* [JOB] Write the records out again exactly, leaving no images in.
--- start of INPUT MATERIAL ---
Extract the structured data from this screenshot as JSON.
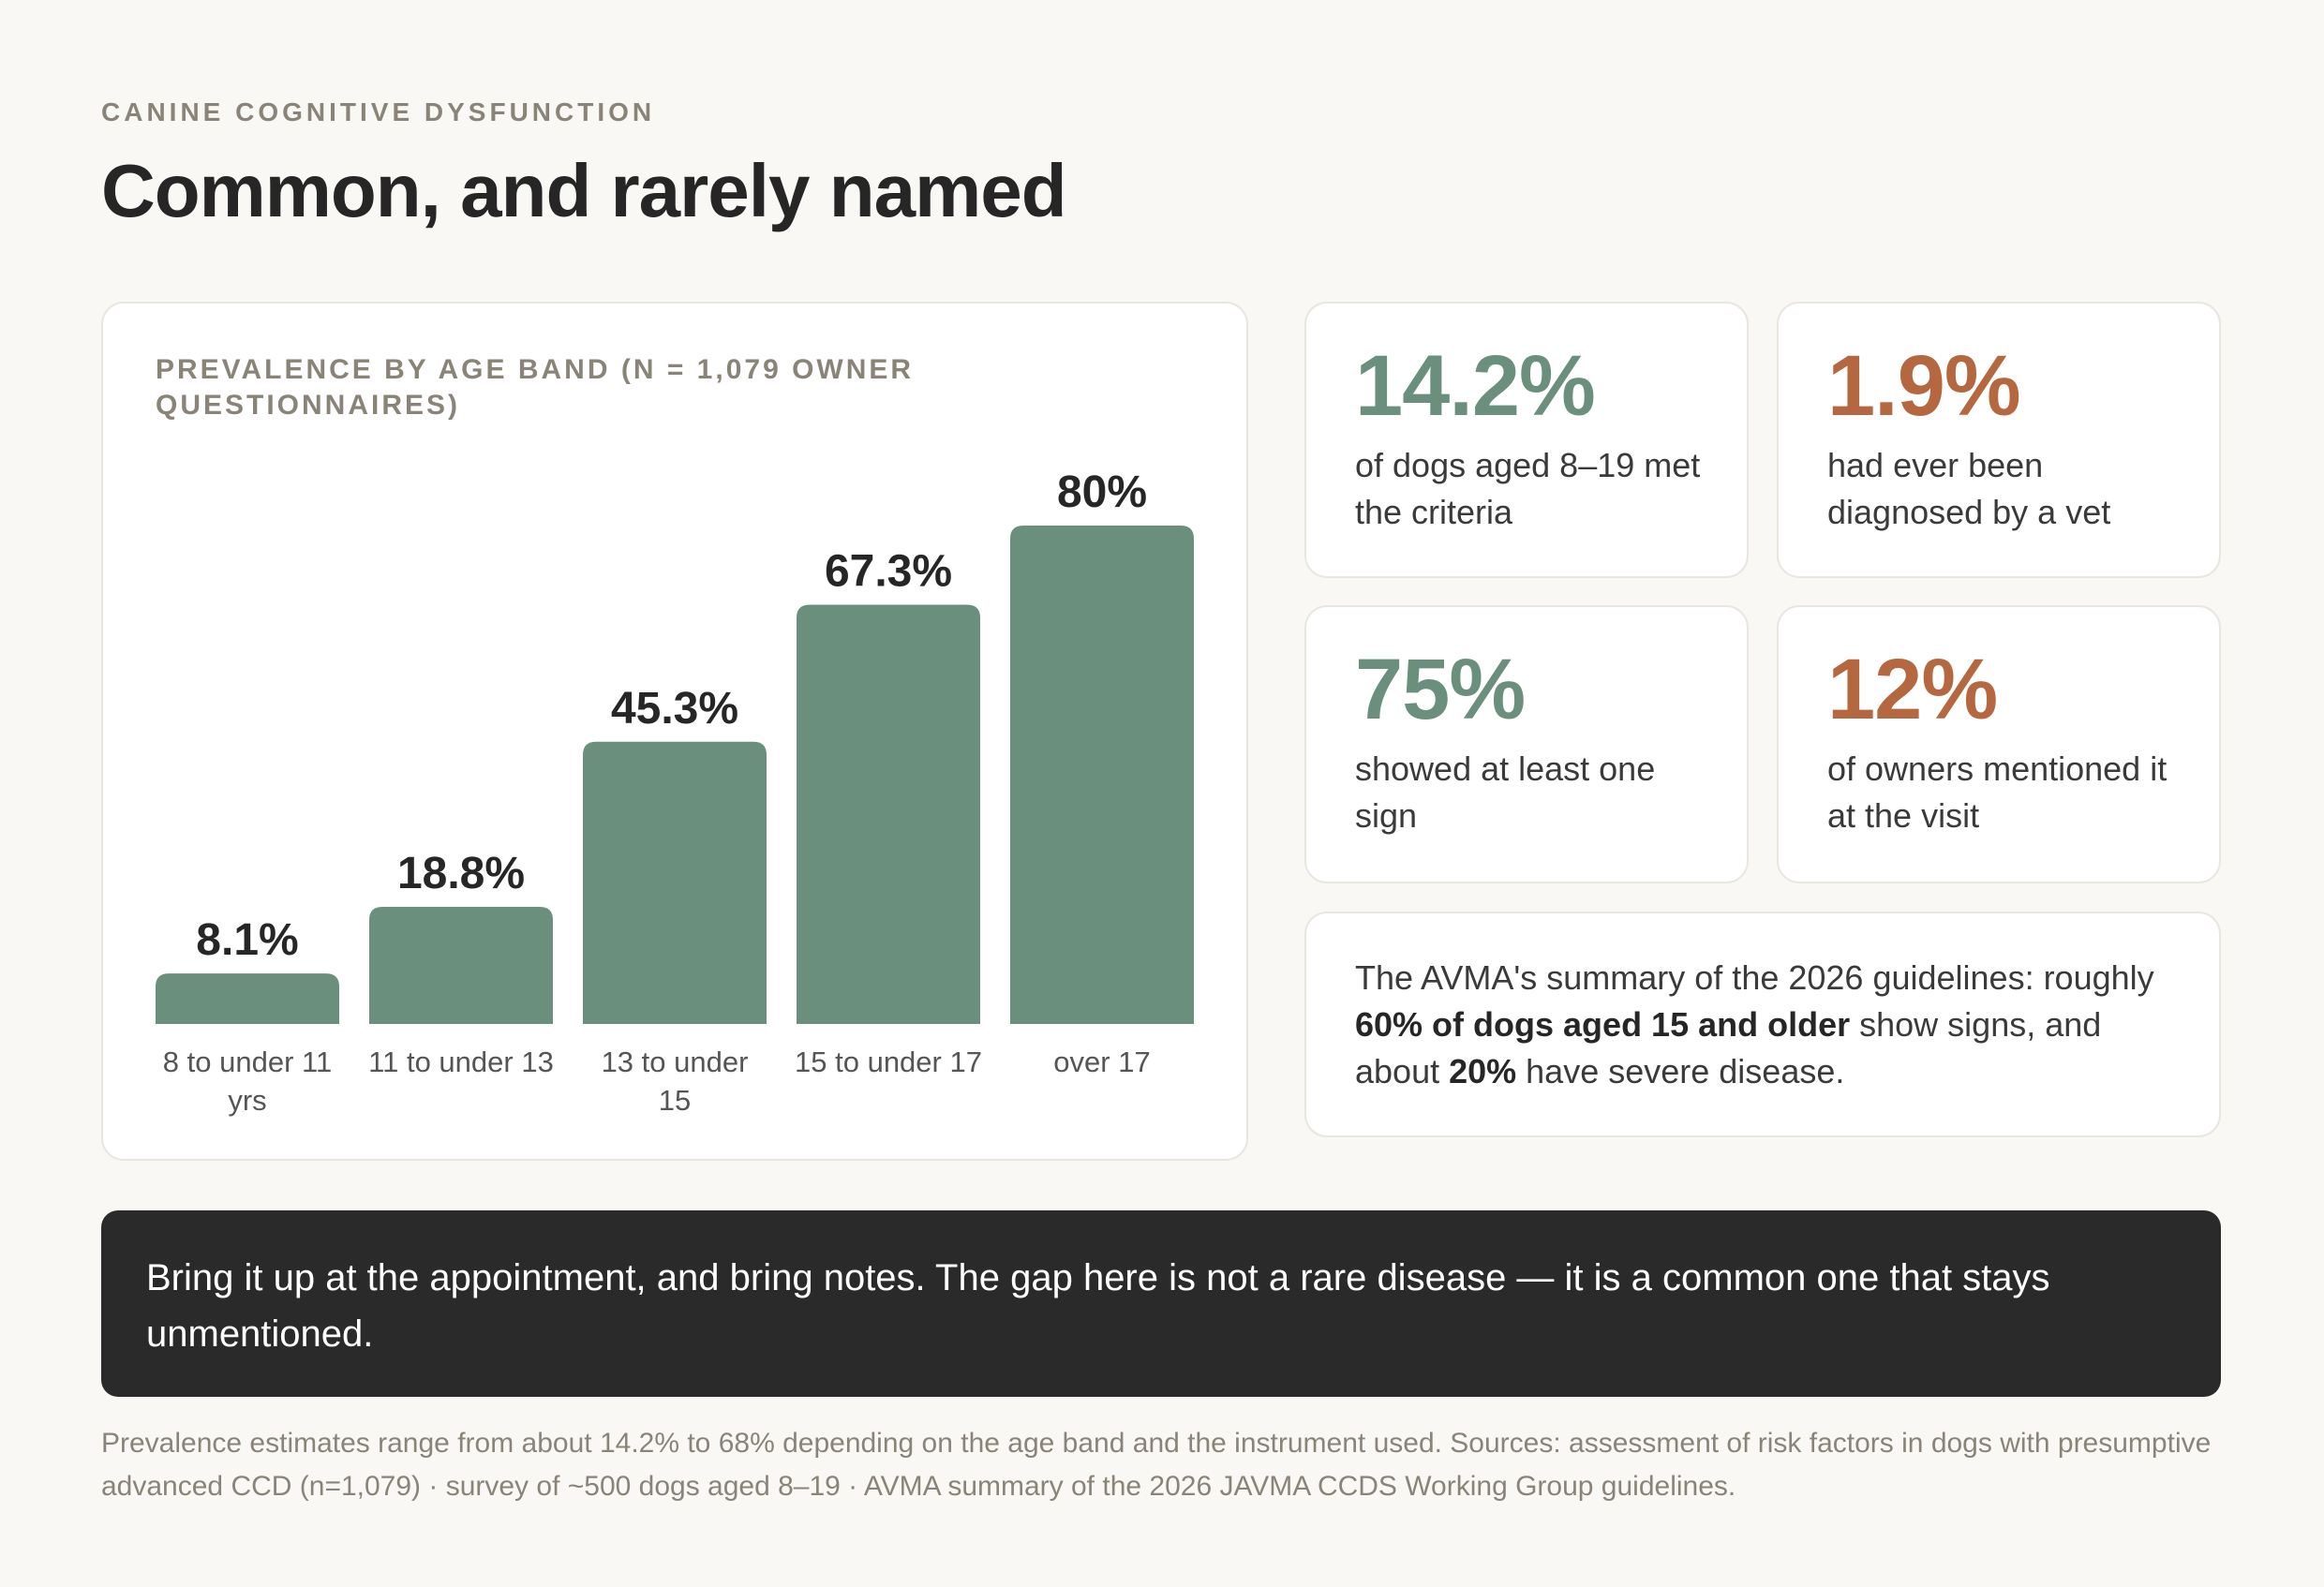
{
  "header": {
    "eyebrow": "CANINE COGNITIVE DYSFUNCTION",
    "title": "Common, and rarely named"
  },
  "chart_data": {
    "type": "bar",
    "title": "PREVALENCE BY AGE BAND (N = 1,079 OWNER QUESTIONNAIRES)",
    "categories": [
      [
        "8 to under 11",
        "yrs"
      ],
      [
        "11 to under 13"
      ],
      [
        "13 to under",
        "15"
      ],
      [
        "15 to under 17"
      ],
      [
        "over 17"
      ]
    ],
    "values": [
      8.1,
      18.8,
      45.3,
      67.3,
      80
    ],
    "value_labels": [
      "8.1%",
      "18.8%",
      "45.3%",
      "67.3%",
      "80%"
    ],
    "ylim": [
      0,
      100
    ],
    "grid": false,
    "bar_color": "#6a8f7d"
  },
  "stats": [
    {
      "value": "14.2%",
      "description": "of dogs aged 8–19 met the criteria",
      "color": "#6a8f7d"
    },
    {
      "value": "1.9%",
      "description": "had ever been diagnosed by a vet",
      "color": "#b5683f"
    },
    {
      "value": "75%",
      "description": "showed at least one sign",
      "color": "#6a8f7d"
    },
    {
      "value": "12%",
      "description": "of owners mentioned it at the visit",
      "color": "#b5683f"
    }
  ],
  "summary": {
    "part1": "The AVMA's summary of the 2026 guidelines: roughly ",
    "bold1": "60% of dogs aged 15 and older",
    "part2": " show signs, and about ",
    "bold2": "20%",
    "part3": " have severe disease."
  },
  "callout": "Bring it up at the appointment, and bring notes. The gap here is not a rare disease — it is a common one that stays unmentioned.",
  "footnote": "Prevalence estimates range from about 14.2% to 68% depending on the age band and the instrument used. Sources: assessment of risk factors in dogs with presumptive advanced CCD (n=1,079) · survey of ~500 dogs aged 8–19 · AVMA summary of the 2026 JAVMA CCDS Working Group guidelines."
}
--- end of INPUT MATERIAL ---
* [OUTPUT FOR THIS TASK]
Extract the structured data from this screenshot as JSON.
{
  "header": {
    "eyebrow": "CANINE COGNITIVE DYSFUNCTION",
    "title": "Common, and rarely named"
  },
  "chart_data": {
    "type": "bar",
    "title": "PREVALENCE BY AGE BAND (N = 1,079 OWNER QUESTIONNAIRES)",
    "categories": [
      [
        "8 to under 11",
        "yrs"
      ],
      [
        "11 to under 13"
      ],
      [
        "13 to under",
        "15"
      ],
      [
        "15 to under 17"
      ],
      [
        "over 17"
      ]
    ],
    "values": [
      8.1,
      18.8,
      45.3,
      67.3,
      80
    ],
    "value_labels": [
      "8.1%",
      "18.8%",
      "45.3%",
      "67.3%",
      "80%"
    ],
    "ylim": [
      0,
      100
    ],
    "grid": false,
    "bar_color": "#6a8f7d"
  },
  "stats": [
    {
      "value": "14.2%",
      "description": "of dogs aged 8–19 met the criteria",
      "color": "#6a8f7d"
    },
    {
      "value": "1.9%",
      "description": "had ever been diagnosed by a vet",
      "color": "#b5683f"
    },
    {
      "value": "75%",
      "description": "showed at least one sign",
      "color": "#6a8f7d"
    },
    {
      "value": "12%",
      "description": "of owners mentioned it at the visit",
      "color": "#b5683f"
    }
  ],
  "summary": {
    "part1": "The AVMA's summary of the 2026 guidelines: roughly ",
    "bold1": "60% of dogs aged 15 and older",
    "part2": " show signs, and about ",
    "bold2": "20%",
    "part3": " have severe disease."
  },
  "callout": "Bring it up at the appointment, and bring notes. The gap here is not a rare disease — it is a common one that stays unmentioned.",
  "footnote": "Prevalence estimates range from about 14.2% to 68% depending on the age band and the instrument used. Sources: assessment of risk factors in dogs with presumptive advanced CCD (n=1,079) · survey of ~500 dogs aged 8–19 · AVMA summary of the 2026 JAVMA CCDS Working Group guidelines."
}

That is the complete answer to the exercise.